### Exercise instructions
Repeat, exactly and completely, the entries shown underneath.

### Records provided
┄┄┄┄┄┄┄┄┄┄┄┄┄┄┄┄┄┄┄┄
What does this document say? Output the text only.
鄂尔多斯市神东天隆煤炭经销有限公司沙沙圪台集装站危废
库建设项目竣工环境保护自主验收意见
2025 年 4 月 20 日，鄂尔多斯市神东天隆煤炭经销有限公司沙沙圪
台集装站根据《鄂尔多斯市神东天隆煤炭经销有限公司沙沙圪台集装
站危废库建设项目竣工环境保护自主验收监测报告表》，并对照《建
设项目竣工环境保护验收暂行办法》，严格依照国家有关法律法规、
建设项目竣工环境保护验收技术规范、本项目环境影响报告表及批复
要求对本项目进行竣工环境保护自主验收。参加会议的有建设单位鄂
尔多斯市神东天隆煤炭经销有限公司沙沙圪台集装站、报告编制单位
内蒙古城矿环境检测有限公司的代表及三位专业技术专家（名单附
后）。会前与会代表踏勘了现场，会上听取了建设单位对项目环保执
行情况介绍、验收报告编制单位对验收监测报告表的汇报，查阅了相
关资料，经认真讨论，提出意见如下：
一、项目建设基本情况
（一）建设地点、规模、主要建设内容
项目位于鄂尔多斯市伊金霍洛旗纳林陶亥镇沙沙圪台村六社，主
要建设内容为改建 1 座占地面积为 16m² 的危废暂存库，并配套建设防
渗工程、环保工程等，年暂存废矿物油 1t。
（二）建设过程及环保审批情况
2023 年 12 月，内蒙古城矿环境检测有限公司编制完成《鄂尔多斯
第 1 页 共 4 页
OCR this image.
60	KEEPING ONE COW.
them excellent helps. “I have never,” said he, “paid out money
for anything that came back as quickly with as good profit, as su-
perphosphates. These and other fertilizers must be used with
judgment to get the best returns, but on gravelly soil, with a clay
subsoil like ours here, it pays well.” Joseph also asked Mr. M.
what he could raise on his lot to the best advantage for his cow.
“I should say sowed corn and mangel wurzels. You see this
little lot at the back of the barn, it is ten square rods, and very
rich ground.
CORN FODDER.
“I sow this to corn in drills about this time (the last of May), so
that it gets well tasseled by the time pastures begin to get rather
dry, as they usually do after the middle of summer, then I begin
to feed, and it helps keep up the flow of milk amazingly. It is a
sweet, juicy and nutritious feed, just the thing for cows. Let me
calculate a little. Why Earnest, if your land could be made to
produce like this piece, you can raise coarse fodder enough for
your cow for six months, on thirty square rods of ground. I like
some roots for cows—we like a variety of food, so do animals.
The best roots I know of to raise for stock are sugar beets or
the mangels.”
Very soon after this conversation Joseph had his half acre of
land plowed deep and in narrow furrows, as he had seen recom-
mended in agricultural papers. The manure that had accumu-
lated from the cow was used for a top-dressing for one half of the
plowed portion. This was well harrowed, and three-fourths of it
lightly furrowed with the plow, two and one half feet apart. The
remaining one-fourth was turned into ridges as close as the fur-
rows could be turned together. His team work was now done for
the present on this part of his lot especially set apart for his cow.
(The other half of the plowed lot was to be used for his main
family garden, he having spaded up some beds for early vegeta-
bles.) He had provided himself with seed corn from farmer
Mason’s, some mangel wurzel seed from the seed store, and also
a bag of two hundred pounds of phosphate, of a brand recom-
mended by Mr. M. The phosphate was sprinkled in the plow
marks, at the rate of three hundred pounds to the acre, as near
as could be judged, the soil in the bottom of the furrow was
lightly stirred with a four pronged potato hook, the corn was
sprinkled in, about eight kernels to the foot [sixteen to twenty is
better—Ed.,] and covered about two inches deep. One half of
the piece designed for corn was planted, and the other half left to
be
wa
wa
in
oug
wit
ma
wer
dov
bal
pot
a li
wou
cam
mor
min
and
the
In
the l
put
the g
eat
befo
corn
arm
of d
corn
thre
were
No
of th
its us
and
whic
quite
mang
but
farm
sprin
┄┄┄┄┄┄┄┄┄┄┄┄┄┄┄┄┄┄┄┄
### Result
What does this document say? Output the text only.
鄂尔多斯市神东天隆煤炭经销有限公司沙沙圪台集装站危废
库建设项目竣工环境保护自主验收意见
2025 年 4 月 20 日，鄂尔多斯市神东天隆煤炭经销有限公司沙沙圪
台集装站根据《鄂尔多斯市神东天隆煤炭经销有限公司沙沙圪台集装
站危废库建设项目竣工环境保护自主验收监测报告表》，并对照《建
设项目竣工环境保护验收暂行办法》，严格依照国家有关法律法规、
建设项目竣工环境保护验收技术规范、本项目环境影响报告表及批复
要求对本项目进行竣工环境保护自主验收。参加会议的有建设单位鄂
尔多斯市神东天隆煤炭经销有限公司沙沙圪台集装站、报告编制单位
内蒙古城矿环境检测有限公司的代表及三位专业技术专家（名单附
后）。会前与会代表踏勘了现场，会上听取了建设单位对项目环保执
行情况介绍、验收报告编制单位对验收监测报告表的汇报，查阅了相
关资料，经认真讨论，提出意见如下：
一、项目建设基本情况
（一）建设地点、规模、主要建设内容
项目位于鄂尔多斯市伊金霍洛旗纳林陶亥镇沙沙圪台村六社，主
要建设内容为改建 1 座占地面积为 16m² 的危废暂存库，并配套建设防
渗工程、环保工程等，年暂存废矿物油 1t。
（二）建设过程及环保审批情况
2023 年 12 月，内蒙古城矿环境检测有限公司编制完成《鄂尔多斯
第 1 页 共 4 页
OCR this image.
60	KEEPING ONE COW.
them excellent helps. “I have never,” said he, “paid out money
for anything that came back as quickly with as good profit, as su-
perphosphates. These and other fertilizers must be used with
judgment to get the best returns, but on gravelly soil, with a clay
subsoil like ours here, it pays well.” Joseph also asked Mr. M.
what he could raise on his lot to the best advantage for his cow.
“I should say sowed corn and mangel wurzels. You see this
little lot at the back of the barn, it is ten square rods, and very
rich ground.
CORN FODDER.
“I sow this to corn in drills about this time (the last of May), so
that it gets well tasseled by the time pastures begin to get rather
dry, as they usually do after the middle of summer, then I begin
to feed, and it helps keep up the flow of milk amazingly. It is a
sweet, juicy and nutritious feed, just the thing for cows. Let me
calculate a little. Why Earnest, if your land could be made to
produce like this piece, you can raise coarse fodder enough for
your cow for six months, on thirty square rods of ground. I like
some roots for cows—we like a variety of food, so do animals.
The best roots I know of to raise for stock are sugar beets or
the mangels.”
Very soon after this conversation Joseph had his half acre of
land plowed deep and in narrow furrows, as he had seen recom-
mended in agricultural papers. The manure that had accumu-
lated from the cow was used for a top-dressing for one half of the
plowed portion. This was well harrowed, and three-fourths of it
lightly furrowed with the plow, two and one half feet apart. The
remaining one-fourth was turned into ridges as close as the fur-
rows could be turned together. His team work was now done for
the present on this part of his lot especially set apart for his cow.
(The other half of the plowed lot was to be used for his main
family garden, he having spaded up some beds for early vegeta-
bles.) He had provided himself with seed corn from farmer
Mason’s, some mangel wurzel seed from the seed store, and also
a bag of two hundred pounds of phosphate, of a brand recom-
mended by Mr. M. The phosphate was sprinkled in the plow
marks, at the rate of three hundred pounds to the acre, as near
as could be judged, the soil in the bottom of the furrow was
lightly stirred with a four pronged potato hook, the corn was
sprinkled in, about eight kernels to the foot [sixteen to twenty is
better—Ed.,] and covered about two inches deep. One half of
the piece designed for corn was planted, and the other half left to
be
wa
wa
in
oug
wit
ma
wer
dov
bal
pot
a li
wou
cam
mor
min
and
the
In
the l
put
the g
eat
befo
corn
arm
of d
corn
thre
were
No
of th
its us
and
whic
quite
mang
but
farm
sprin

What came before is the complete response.